Scan the records below for the word "Name" and give only the number of lines that hold it.

═══ Data for this exercise

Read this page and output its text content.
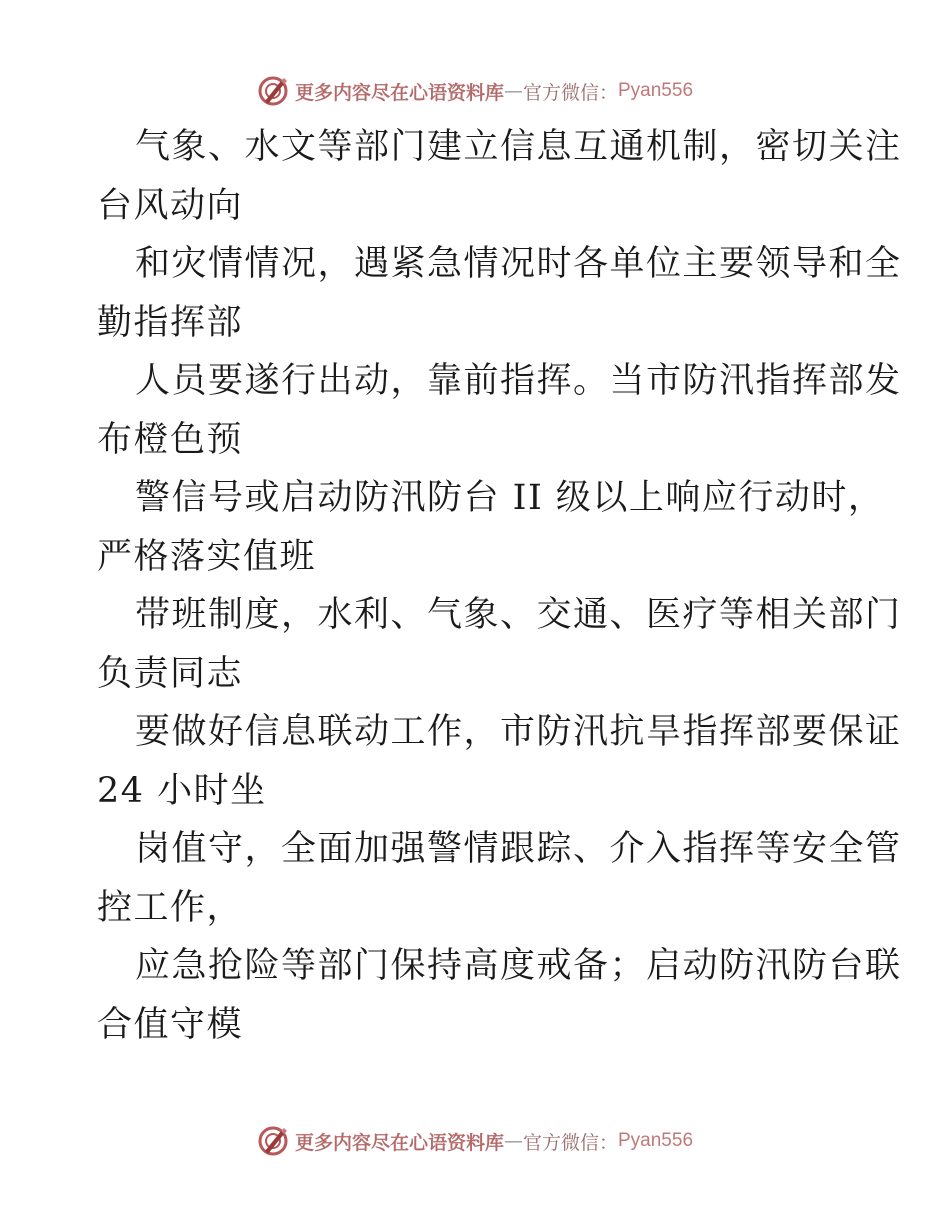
更多内容尽在心语资料库 — 官方微信： Pyan556
气象、水文等部门建立信息互通机制，密切关注
台风动向
和灾情情况，遇紧急情况时各单位主要领导和全
勤指挥部
人员要遂行出动，靠前指挥。当市防汛指挥部发
布橙色预
警信号或启动防汛防台 II 级以上响应行动时，
严格落实值班
带班制度，水利、气象、交通、医疗等相关部门
负责同志
要做好信息联动工作，市防汛抗旱指挥部要保证
24 小时坐
岗值守，全面加强警情跟踪、介入指挥等安全管
控工作，
应急抢险等部门保持高度戒备；启动防汛防台联
合值守模
更多内容尽在心语资料库 — 官方微信： Pyan556
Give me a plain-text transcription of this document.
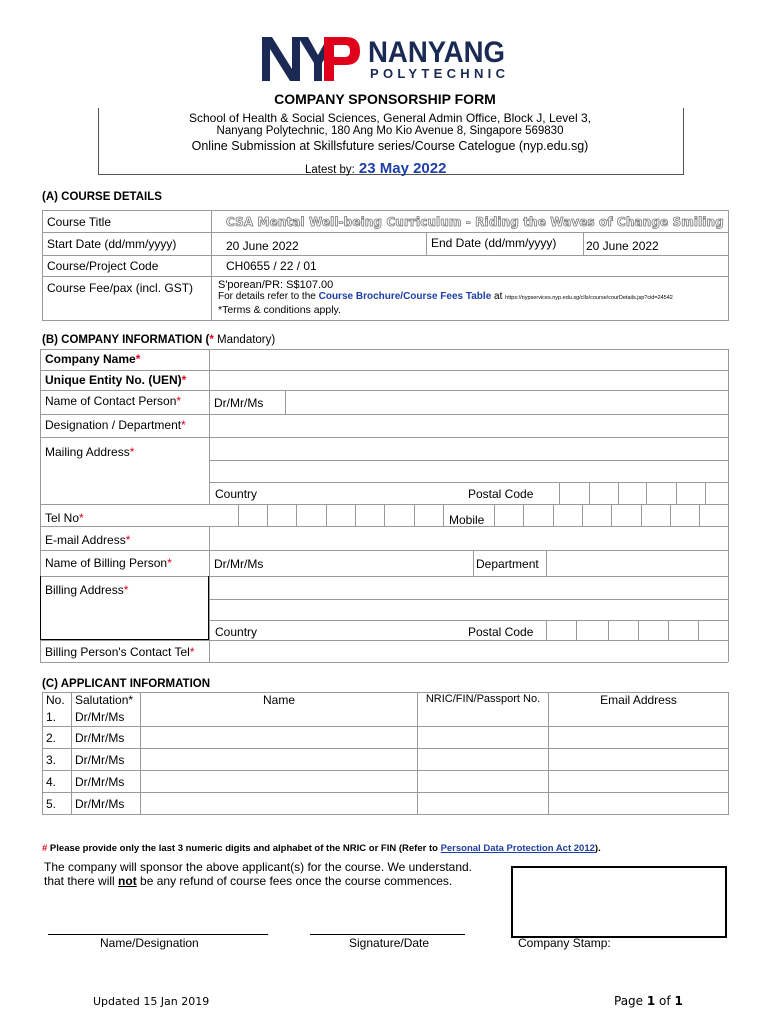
NANYANG
POLYTECHNIC
COMPANY SPONSORSHIP FORM
School of Health & Social Sciences, General Admin Office, Block J, Level 3,
Nanyang Polytechnic, 180 Ang Mo Kio Avenue 8, Singapore 569830
Online Submission at Skillsfuture series/Course Catelogue (nyp.edu.sg)
Latest by: 23 May 2022
(A) COURSE DETAILS
Course Title	CSA Mental Well-being Curriculum - Riding the Waves of Change Smiling		
Start Date (dd/mm/yyyy)	20 June 2022	End Date (dd/mm/yyyy)	20 June 2022
Course/Project Code	CH0655 / 22 / 01		
Course Fee/pax (incl. GST)	S'porean/PR: S$107.00
For details refer to the Course Brochure/Course Fees Table at https://nypservices.nyp.edu.sg/clls/course/courDetails.jsp?cid=24542
*Terms & conditions apply.		
(B) COMPANY INFORMATION (* Mandatory)
Company Name*
Unique Entity No. (UEN)*
Name of Contact Person*	Dr/Mr/Ms
Designation / Department*
Mailing Address*
Country	Postal Code
Tel No*	Mobile
E-mail Address*
Name of Billing Person*	Dr/Mr/Ms	Department
Billing Address*
Country	Postal Code
Billing Person's Contact Tel*
(C) APPLICANT INFORMATION
No.	Salutation*	Name	NRIC/FIN/Passport No.	Email Address
1.	Dr/Mr/Ms			
2.	Dr/Mr/Ms			
3.	Dr/Mr/Ms			
4.	Dr/Mr/Ms			
5.	Dr/Mr/Ms			
# Please provide only the last 3 numeric digits and alphabet of the NRIC or FIN (Refer to Personal Data Protection Act 2012).
The company will sponsor the above applicant(s) for the course. We understand.
that there will not be any refund of course fees once the course commences.
Name/Designation	Signature/Date	Company Stamp:
Updated 15 Jan 2019	Page 1 of 1
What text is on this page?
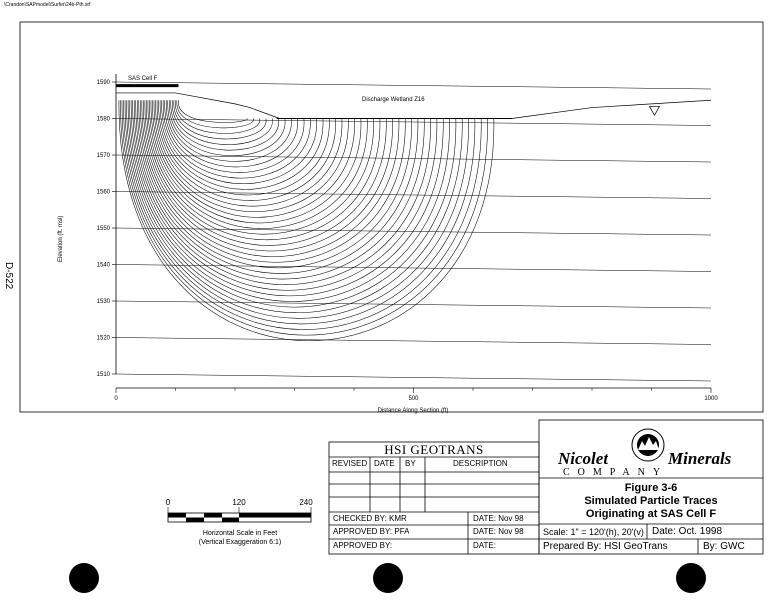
\Crandon\SAPmodel\Surfer\24b-Pth.srf
D-522
1510
1520
1530
1540
1550
1560
1570
1580
1590
0	500	1000
Elevation (ft. msl)
Distance Along Section (ft)
SAS Cell F
Discharge Wetland Z16
0	120	240
Horizontal Scale in Feet
(Vertical Exaggeration 6:1)
HSI GEOTRANS
REVISED DATE BY	DESCRIPTION
CHECKED BY: KMR	DATE: Nov 98
APPROVED BY: PFA	DATE: Nov 98
APPROVED BY:	DATE:
Nicolet	Minerals
COMPANY
Figure 3-6
Simulated Particle Traces
Originating at SAS Cell F
Scale: 1" = 120'(h), 20'(v) Date: Oct. 1998
Prepared By: HSI GeoTrans	By: GWC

══════

Solution to the exercise: 5